Goal: How many of the lines below include "NECESSIDADE"? Give the number and no other words.

Records provided:
* * *

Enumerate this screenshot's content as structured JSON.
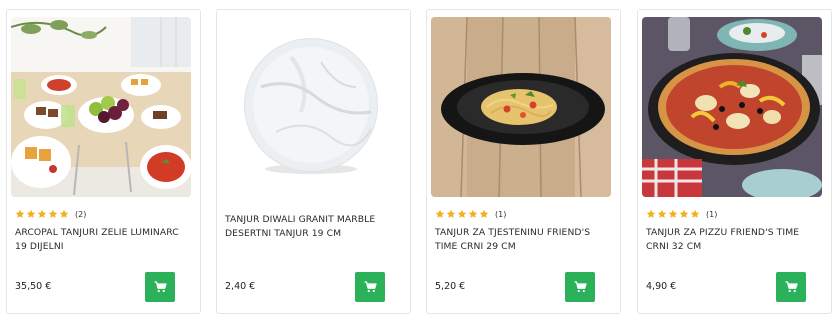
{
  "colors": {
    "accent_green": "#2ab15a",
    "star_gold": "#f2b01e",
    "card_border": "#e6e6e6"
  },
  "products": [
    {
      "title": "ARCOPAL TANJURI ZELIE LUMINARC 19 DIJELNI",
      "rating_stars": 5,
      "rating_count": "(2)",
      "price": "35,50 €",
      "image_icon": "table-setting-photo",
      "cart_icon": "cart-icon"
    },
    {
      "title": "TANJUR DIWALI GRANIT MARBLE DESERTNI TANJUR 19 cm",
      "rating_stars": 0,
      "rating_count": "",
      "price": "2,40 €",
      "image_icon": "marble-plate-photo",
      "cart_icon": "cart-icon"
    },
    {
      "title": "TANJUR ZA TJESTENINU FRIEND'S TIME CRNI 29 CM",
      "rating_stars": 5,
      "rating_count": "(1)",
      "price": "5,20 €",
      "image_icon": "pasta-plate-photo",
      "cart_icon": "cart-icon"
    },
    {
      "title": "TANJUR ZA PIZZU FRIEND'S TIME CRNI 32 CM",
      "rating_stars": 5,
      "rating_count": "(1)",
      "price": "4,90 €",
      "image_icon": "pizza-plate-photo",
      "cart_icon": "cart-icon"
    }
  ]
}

* * *

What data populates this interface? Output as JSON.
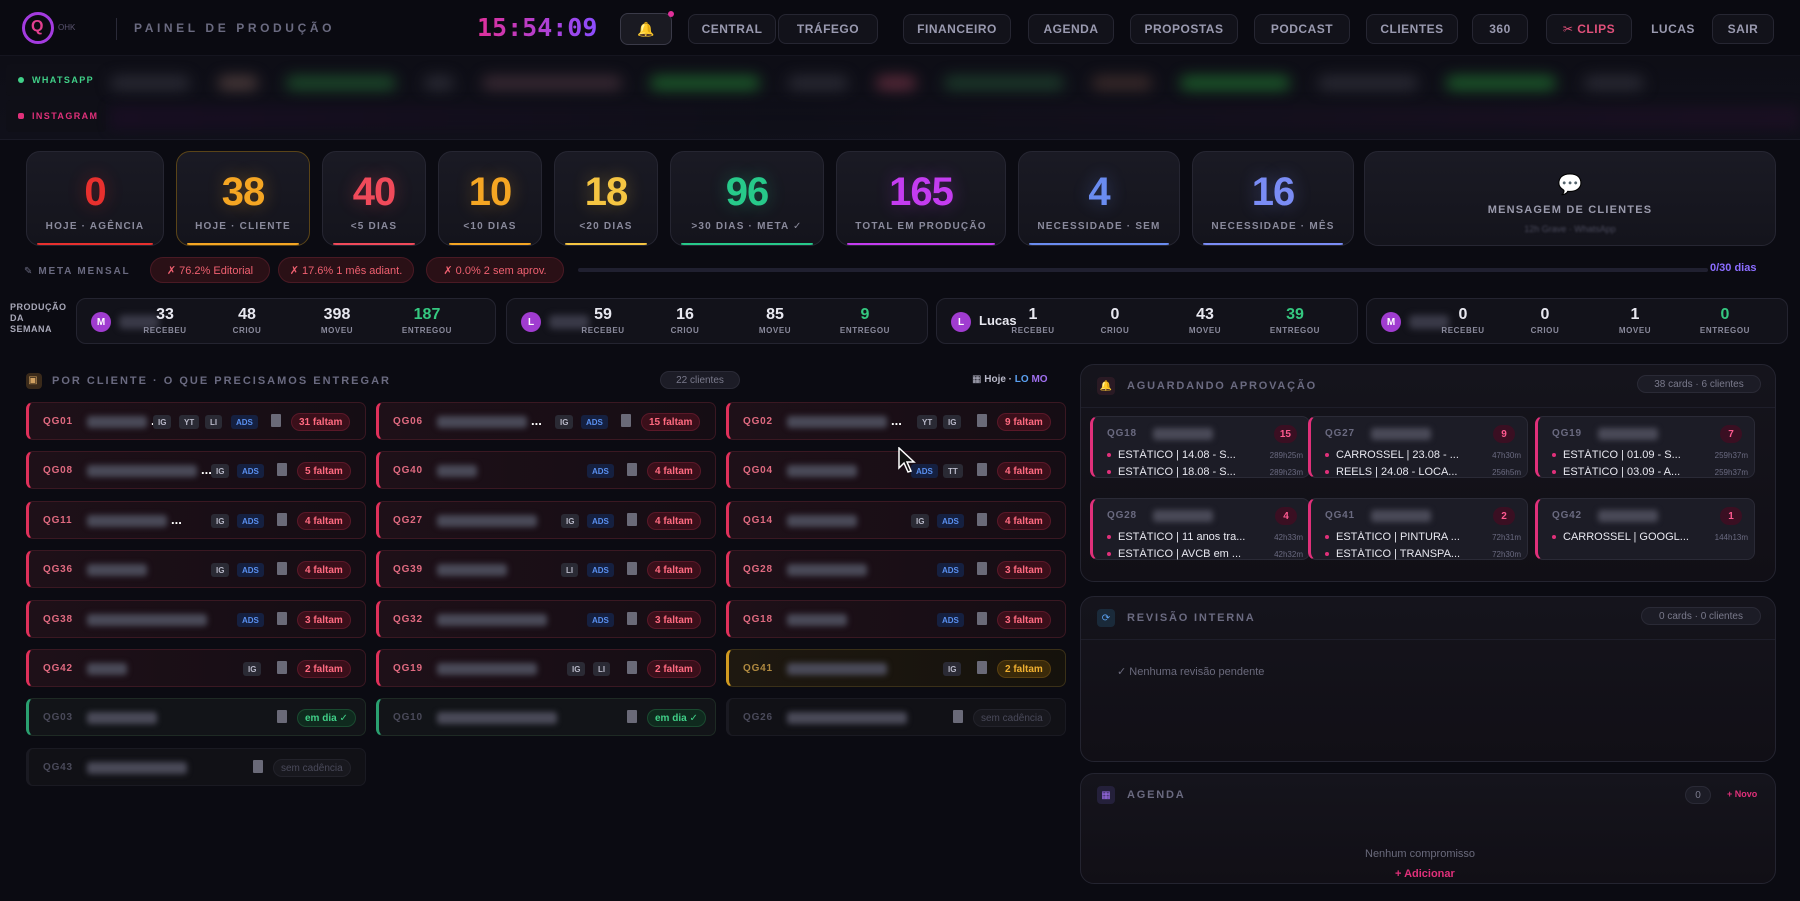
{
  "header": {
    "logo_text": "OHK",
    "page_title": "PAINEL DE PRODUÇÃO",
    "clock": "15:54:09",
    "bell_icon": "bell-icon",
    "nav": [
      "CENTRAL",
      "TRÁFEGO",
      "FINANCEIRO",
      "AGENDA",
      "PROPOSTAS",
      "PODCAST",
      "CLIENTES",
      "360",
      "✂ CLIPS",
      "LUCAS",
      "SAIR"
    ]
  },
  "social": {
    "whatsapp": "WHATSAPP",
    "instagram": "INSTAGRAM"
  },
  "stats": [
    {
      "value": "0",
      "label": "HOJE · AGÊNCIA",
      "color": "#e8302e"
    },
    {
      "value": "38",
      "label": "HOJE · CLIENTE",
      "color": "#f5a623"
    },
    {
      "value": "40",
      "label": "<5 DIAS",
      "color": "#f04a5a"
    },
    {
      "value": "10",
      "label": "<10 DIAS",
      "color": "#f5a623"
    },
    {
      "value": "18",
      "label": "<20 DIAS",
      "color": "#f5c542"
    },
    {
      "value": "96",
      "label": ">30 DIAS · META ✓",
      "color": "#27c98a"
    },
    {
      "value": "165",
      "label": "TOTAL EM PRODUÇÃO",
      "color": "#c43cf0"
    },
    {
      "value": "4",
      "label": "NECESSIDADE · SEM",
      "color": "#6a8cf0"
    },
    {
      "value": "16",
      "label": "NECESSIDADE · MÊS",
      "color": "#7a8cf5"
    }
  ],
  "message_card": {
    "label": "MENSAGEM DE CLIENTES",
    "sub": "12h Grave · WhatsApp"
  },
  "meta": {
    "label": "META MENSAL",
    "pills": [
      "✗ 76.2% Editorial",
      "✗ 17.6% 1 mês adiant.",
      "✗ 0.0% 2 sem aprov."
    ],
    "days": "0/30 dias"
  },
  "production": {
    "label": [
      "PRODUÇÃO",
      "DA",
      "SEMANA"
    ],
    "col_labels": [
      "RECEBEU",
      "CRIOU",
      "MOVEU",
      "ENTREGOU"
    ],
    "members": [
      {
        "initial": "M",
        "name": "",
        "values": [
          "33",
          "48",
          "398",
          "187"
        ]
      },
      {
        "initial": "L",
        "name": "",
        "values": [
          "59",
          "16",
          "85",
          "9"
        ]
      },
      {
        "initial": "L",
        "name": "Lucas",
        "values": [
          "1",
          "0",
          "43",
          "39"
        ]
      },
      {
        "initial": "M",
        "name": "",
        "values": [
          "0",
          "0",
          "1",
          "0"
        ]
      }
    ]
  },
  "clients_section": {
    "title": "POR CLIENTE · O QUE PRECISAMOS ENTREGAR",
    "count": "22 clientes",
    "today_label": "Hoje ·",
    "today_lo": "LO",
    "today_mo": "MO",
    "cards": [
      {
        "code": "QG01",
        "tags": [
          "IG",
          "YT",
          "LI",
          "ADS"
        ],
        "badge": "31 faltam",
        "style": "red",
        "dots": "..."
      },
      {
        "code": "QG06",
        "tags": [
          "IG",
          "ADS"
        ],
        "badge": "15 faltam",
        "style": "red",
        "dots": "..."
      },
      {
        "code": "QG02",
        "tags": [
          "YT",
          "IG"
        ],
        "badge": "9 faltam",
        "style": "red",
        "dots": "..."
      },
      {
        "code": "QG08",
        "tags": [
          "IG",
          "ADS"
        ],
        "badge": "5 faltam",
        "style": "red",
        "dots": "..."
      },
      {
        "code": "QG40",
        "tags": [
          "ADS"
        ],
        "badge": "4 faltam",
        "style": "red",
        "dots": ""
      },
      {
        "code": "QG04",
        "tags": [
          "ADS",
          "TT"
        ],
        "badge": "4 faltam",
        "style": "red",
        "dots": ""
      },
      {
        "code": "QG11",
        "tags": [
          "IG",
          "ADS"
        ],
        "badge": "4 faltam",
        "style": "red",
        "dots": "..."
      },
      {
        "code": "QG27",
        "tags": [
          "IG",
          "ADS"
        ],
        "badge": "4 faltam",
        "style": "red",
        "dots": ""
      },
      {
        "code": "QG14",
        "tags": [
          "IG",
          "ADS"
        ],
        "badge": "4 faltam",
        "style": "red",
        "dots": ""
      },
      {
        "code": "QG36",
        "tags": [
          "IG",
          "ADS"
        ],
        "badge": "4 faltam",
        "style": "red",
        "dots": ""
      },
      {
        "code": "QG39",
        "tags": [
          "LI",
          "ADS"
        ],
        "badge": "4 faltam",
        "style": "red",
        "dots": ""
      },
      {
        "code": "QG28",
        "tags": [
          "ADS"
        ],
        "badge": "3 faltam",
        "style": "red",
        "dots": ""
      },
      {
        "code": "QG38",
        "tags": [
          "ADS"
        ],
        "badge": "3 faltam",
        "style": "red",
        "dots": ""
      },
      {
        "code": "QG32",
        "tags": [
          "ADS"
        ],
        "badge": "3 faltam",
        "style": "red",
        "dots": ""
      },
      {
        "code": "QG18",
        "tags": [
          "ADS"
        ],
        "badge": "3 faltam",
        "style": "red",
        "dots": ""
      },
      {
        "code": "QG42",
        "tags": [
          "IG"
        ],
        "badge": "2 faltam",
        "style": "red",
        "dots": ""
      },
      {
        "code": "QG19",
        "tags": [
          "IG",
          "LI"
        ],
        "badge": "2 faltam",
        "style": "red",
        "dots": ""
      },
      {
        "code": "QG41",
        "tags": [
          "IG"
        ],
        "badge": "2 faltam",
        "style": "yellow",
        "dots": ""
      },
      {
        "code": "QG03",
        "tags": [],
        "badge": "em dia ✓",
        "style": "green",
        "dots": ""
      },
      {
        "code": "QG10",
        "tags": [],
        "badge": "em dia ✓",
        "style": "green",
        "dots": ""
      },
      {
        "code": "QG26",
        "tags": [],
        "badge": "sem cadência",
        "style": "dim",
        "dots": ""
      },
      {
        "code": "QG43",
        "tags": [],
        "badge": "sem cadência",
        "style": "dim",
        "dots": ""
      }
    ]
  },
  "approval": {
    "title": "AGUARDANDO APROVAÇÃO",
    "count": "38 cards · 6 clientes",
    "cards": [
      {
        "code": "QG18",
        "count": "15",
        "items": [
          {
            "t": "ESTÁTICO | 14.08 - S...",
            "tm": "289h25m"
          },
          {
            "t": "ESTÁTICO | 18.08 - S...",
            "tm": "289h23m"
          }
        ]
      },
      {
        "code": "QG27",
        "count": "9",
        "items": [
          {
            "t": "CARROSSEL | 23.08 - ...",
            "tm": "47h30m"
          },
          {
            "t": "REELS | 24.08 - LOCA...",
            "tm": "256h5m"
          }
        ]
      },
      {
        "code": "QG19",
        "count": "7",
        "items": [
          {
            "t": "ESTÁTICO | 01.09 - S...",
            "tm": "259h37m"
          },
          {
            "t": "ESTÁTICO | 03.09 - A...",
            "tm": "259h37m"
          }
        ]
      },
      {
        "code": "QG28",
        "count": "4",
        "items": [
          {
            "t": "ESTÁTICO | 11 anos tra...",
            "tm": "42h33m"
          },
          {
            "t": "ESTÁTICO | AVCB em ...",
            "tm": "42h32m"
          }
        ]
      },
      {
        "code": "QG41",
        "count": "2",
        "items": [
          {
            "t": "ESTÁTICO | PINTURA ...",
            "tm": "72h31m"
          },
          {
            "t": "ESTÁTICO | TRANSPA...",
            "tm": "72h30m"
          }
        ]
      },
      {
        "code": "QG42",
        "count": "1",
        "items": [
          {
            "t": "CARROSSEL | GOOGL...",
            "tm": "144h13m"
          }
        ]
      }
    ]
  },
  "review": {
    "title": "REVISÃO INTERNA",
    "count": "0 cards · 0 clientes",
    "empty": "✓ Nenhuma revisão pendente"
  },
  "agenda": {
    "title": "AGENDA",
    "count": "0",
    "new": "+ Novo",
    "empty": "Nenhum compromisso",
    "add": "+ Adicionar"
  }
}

* * *

Solution for this exercise: 2